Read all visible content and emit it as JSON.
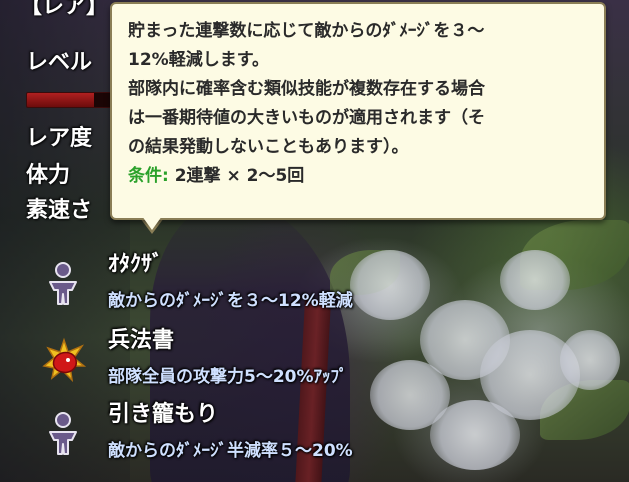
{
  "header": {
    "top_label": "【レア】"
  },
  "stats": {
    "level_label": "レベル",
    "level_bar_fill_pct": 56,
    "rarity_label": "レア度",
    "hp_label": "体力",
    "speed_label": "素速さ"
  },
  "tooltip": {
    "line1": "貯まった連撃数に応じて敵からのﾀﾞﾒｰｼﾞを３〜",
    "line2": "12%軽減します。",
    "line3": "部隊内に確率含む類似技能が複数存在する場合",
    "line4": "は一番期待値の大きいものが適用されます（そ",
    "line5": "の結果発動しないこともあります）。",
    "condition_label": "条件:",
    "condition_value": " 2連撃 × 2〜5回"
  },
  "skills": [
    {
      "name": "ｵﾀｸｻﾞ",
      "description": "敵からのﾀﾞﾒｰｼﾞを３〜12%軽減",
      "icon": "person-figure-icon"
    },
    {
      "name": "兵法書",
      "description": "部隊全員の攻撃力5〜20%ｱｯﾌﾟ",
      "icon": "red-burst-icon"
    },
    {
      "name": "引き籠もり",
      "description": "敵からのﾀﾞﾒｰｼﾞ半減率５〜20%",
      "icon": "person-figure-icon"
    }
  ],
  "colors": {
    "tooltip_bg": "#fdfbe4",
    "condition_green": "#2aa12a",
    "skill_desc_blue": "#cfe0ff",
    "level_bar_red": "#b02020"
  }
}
■ ■ ■ ■ ■ ■ ■
* Direction: Return each line among the entries that holds the word "description".

* Task answer:
      "description": "敵からのﾀﾞﾒｰｼﾞを３〜12%軽減",
      "description": "部隊全員の攻撃力5〜20%ｱｯﾌﾟ",
      "description": "敵からのﾀﾞﾒｰｼﾞ半減率５〜20%",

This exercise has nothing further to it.